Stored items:
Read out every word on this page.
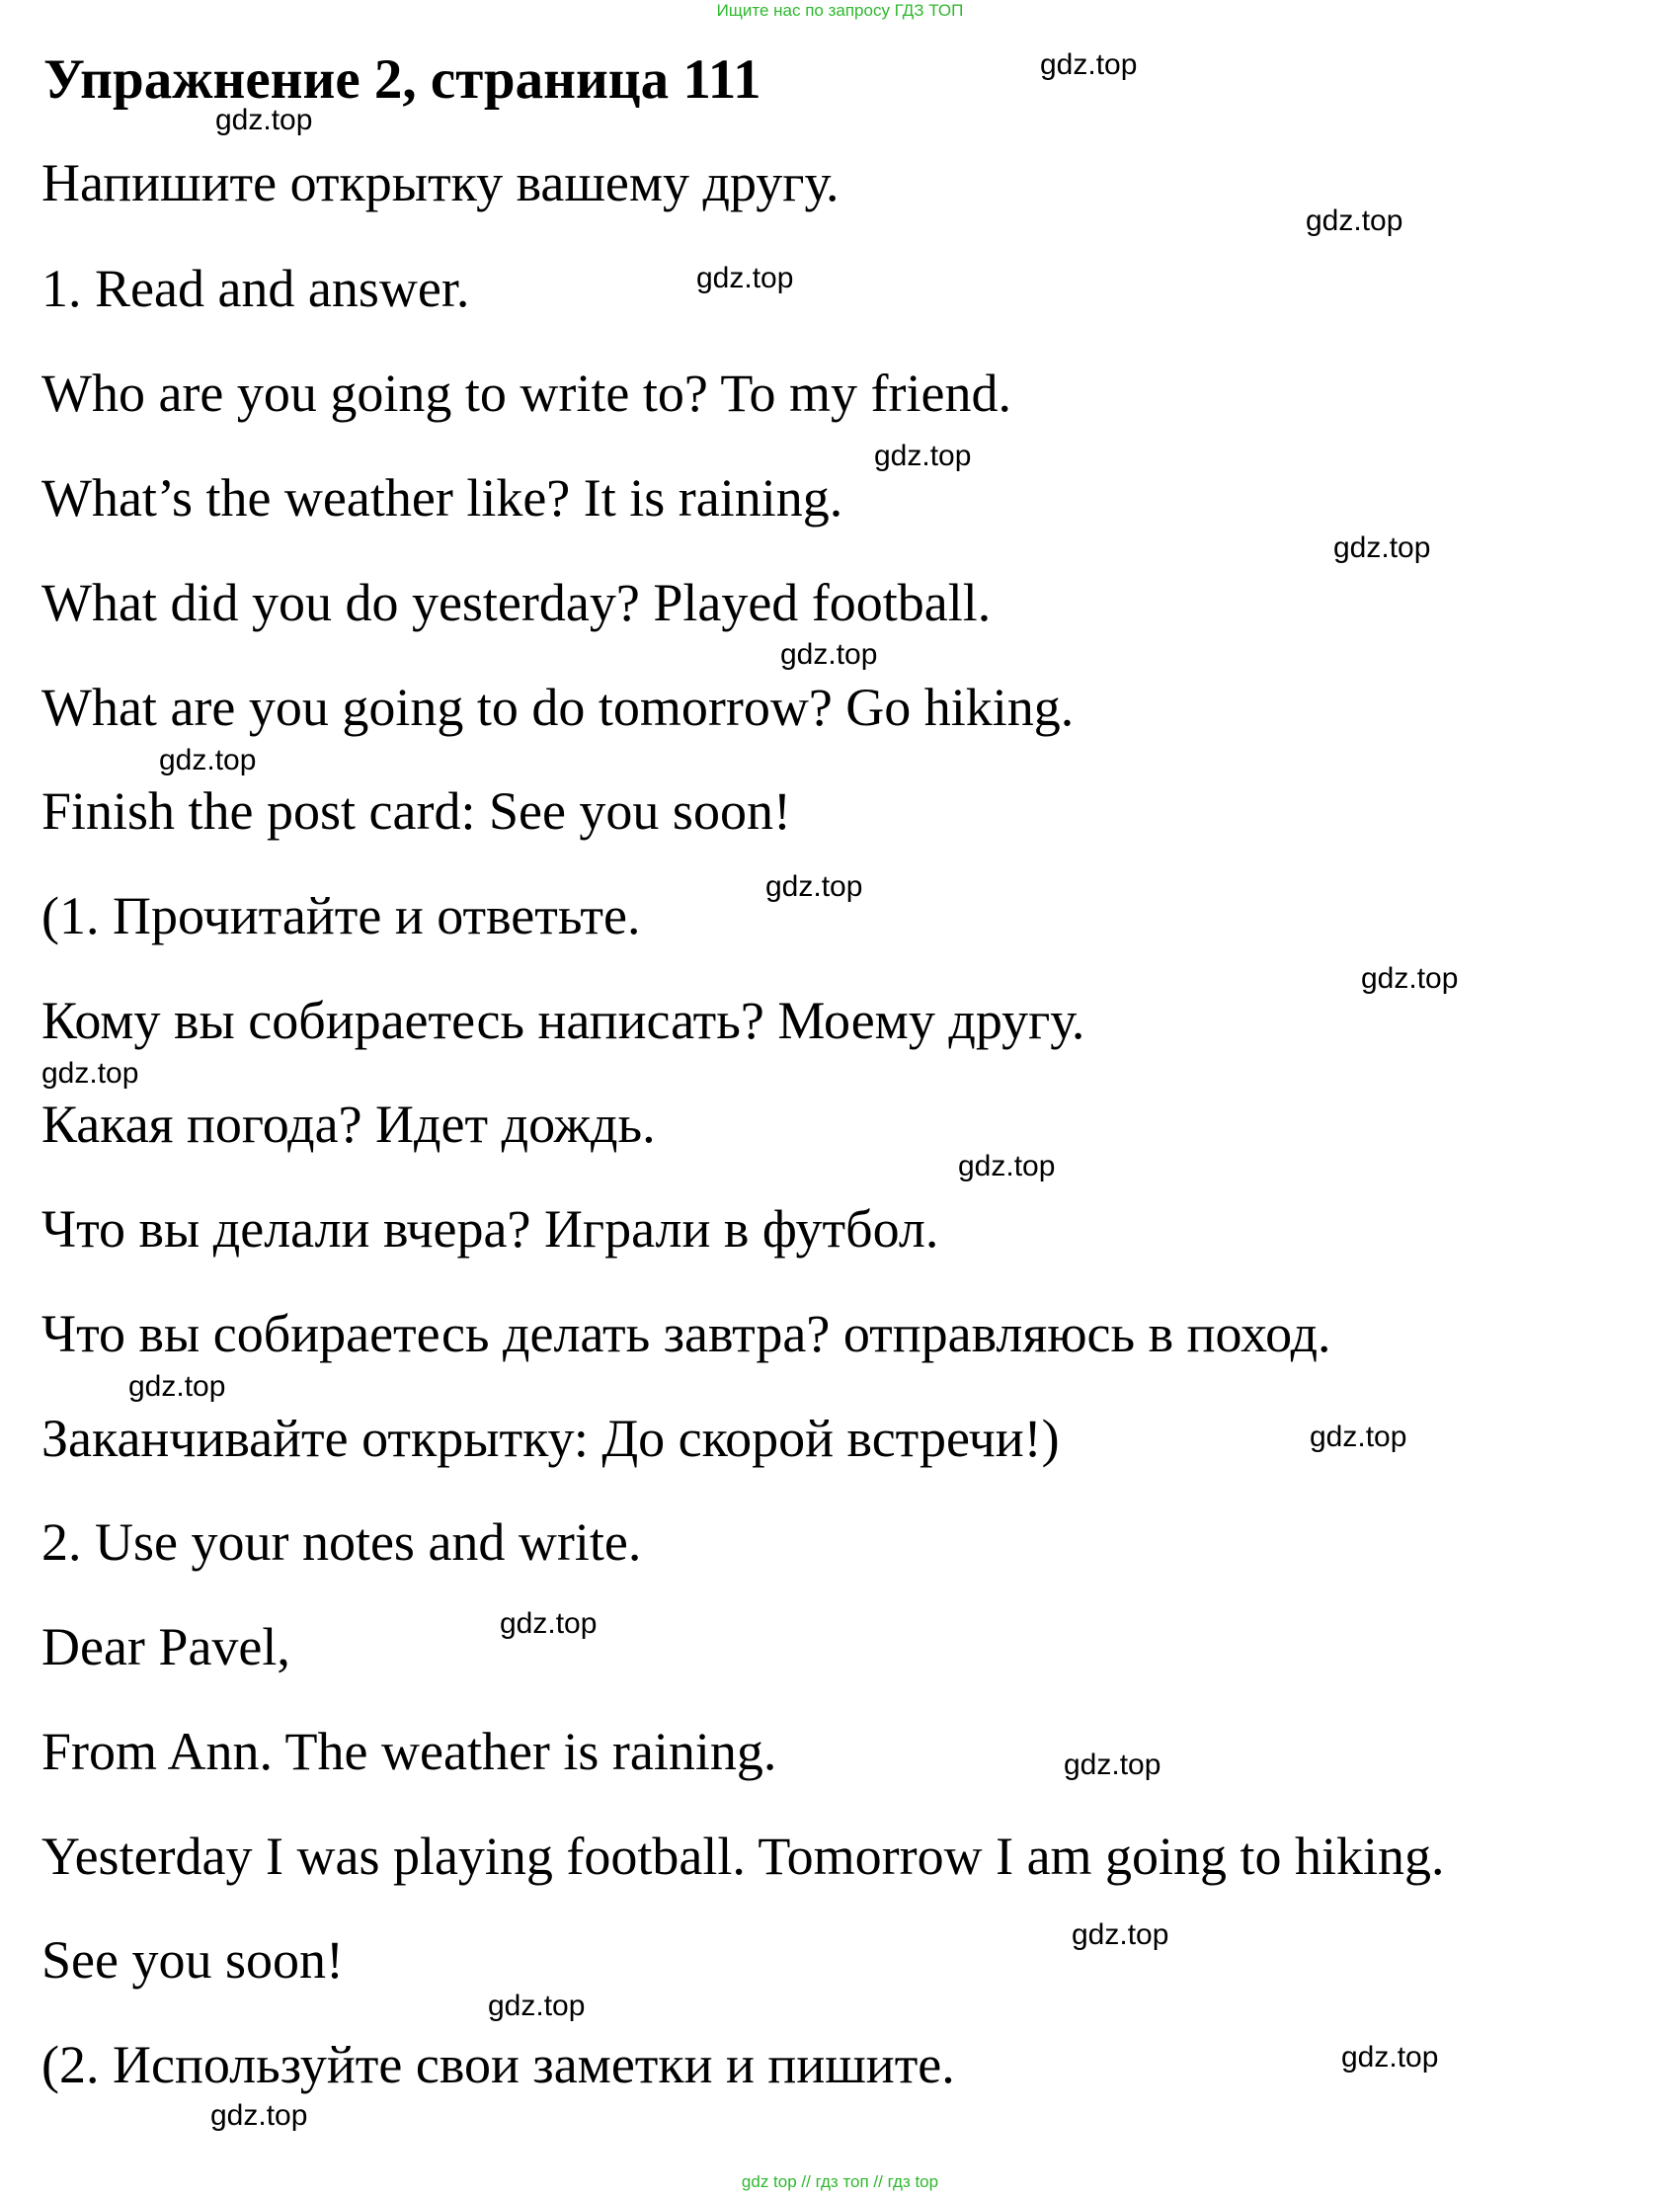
Ищите нас по запросу ГДЗ ТОП
Упражнение 2, страница 111
Напишите открытку вашему другу.
1. Read and answer.
Who are you going to write to? To my friend.
What’s the weather like? It is raining.
What did you do yesterday? Played football.
What are you going to do tomorrow? Go hiking.
Finish the post card: See you soon!
(1. Прочитайте и ответьте.
Кому вы собираетесь написать? Моему другу.
Какая погода? Идет дождь.
Что вы делали вчера? Играли в футбол.
Что вы собираетесь делать завтра? отправляюсь в поход.
Заканчивайте открытку: До скорой встречи!)
2. Use your notes and write.
Dear Pavel,
From Ann. The weather is raining.
Yesterday I was playing football. Tomorrow I am going to hiking.
See you soon!
(2. Используйте свои заметки и пишите.
gdz.top
gdz.top
gdz.top
gdz.top
gdz.top
gdz.top
gdz.top
gdz.top
gdz.top
gdz.top
gdz.top
gdz.top
gdz.top
gdz.top
gdz.top
gdz.top
gdz.top
gdz.top
gdz.top
gdz.top
gdz top // гдз топ // гдз top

What the exercise asks. Only a number is wanted here: how many lines in the data above include the string "собираетесь"?

Result below. 2